## Material provided
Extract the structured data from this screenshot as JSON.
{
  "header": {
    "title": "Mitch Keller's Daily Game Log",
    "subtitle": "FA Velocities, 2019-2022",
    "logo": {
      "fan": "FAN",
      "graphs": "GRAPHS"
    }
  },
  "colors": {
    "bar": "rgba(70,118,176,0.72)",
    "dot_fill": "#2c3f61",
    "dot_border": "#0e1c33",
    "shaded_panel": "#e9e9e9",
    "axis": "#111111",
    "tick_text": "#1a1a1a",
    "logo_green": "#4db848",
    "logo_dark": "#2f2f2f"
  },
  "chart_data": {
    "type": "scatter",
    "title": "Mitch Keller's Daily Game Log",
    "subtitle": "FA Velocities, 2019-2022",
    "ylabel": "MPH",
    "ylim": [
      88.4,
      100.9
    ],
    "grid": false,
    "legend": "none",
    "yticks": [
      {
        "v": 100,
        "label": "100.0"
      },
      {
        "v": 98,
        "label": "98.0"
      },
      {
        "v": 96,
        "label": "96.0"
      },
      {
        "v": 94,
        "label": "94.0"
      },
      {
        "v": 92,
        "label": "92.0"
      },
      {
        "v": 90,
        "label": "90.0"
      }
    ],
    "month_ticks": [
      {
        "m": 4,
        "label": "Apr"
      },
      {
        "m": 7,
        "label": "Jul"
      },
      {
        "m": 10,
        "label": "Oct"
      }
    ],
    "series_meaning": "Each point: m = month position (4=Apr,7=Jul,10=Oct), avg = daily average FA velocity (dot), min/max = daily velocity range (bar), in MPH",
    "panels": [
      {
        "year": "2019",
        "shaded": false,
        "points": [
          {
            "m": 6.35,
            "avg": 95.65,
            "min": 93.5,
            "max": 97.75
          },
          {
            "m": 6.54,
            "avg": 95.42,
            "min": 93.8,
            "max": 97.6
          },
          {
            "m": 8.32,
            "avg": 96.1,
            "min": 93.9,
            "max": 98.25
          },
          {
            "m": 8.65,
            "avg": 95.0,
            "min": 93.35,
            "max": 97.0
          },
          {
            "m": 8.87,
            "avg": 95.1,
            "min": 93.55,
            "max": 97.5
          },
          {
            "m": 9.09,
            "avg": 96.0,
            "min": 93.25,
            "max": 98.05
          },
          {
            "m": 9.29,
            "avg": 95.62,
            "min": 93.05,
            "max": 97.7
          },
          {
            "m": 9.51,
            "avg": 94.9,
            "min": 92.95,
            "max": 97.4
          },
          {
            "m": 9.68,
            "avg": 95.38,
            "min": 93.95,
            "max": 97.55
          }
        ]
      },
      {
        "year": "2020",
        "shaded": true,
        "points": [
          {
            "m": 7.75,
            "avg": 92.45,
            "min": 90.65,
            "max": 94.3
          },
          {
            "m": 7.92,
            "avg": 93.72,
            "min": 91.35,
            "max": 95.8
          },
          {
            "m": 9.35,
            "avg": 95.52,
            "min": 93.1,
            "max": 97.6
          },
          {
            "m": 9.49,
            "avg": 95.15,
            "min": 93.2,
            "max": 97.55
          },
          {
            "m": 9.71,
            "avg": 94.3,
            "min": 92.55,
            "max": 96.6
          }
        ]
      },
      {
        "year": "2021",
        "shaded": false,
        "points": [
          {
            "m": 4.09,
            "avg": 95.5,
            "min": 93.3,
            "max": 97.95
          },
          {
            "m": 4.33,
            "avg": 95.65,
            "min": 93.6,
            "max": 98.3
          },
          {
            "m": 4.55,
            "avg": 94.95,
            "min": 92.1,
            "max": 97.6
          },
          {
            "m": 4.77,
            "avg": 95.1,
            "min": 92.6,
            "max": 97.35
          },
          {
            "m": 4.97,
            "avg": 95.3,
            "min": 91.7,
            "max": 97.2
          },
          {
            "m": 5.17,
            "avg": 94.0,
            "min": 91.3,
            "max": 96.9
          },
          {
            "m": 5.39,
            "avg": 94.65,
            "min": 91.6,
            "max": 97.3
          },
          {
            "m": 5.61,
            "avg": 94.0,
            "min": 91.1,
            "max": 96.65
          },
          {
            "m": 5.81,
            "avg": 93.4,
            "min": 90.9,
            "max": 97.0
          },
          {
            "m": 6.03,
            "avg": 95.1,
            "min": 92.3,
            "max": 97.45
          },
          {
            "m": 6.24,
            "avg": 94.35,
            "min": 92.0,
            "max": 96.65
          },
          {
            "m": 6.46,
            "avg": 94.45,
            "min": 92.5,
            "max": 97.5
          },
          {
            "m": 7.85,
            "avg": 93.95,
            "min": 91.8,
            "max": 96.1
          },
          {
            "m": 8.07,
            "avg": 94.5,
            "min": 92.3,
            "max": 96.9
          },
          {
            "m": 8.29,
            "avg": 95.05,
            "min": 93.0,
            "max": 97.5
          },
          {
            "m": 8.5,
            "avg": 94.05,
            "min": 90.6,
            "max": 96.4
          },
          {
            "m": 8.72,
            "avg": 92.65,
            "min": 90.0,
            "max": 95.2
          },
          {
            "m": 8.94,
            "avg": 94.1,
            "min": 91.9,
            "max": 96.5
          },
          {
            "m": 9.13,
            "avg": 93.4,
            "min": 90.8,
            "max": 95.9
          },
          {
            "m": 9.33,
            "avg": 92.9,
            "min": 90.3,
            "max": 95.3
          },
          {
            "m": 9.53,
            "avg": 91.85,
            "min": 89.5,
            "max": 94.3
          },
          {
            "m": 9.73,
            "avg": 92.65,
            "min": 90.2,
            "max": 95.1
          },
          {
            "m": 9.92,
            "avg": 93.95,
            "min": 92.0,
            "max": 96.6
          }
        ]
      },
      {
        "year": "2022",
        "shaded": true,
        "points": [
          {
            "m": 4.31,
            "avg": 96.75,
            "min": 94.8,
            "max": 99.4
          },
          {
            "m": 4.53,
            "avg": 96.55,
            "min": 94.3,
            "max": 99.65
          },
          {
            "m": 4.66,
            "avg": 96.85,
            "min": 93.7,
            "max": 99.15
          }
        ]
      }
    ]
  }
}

## Work to be completed
Return only the number of lines in the preceding records that contain the string "year".

## The result
4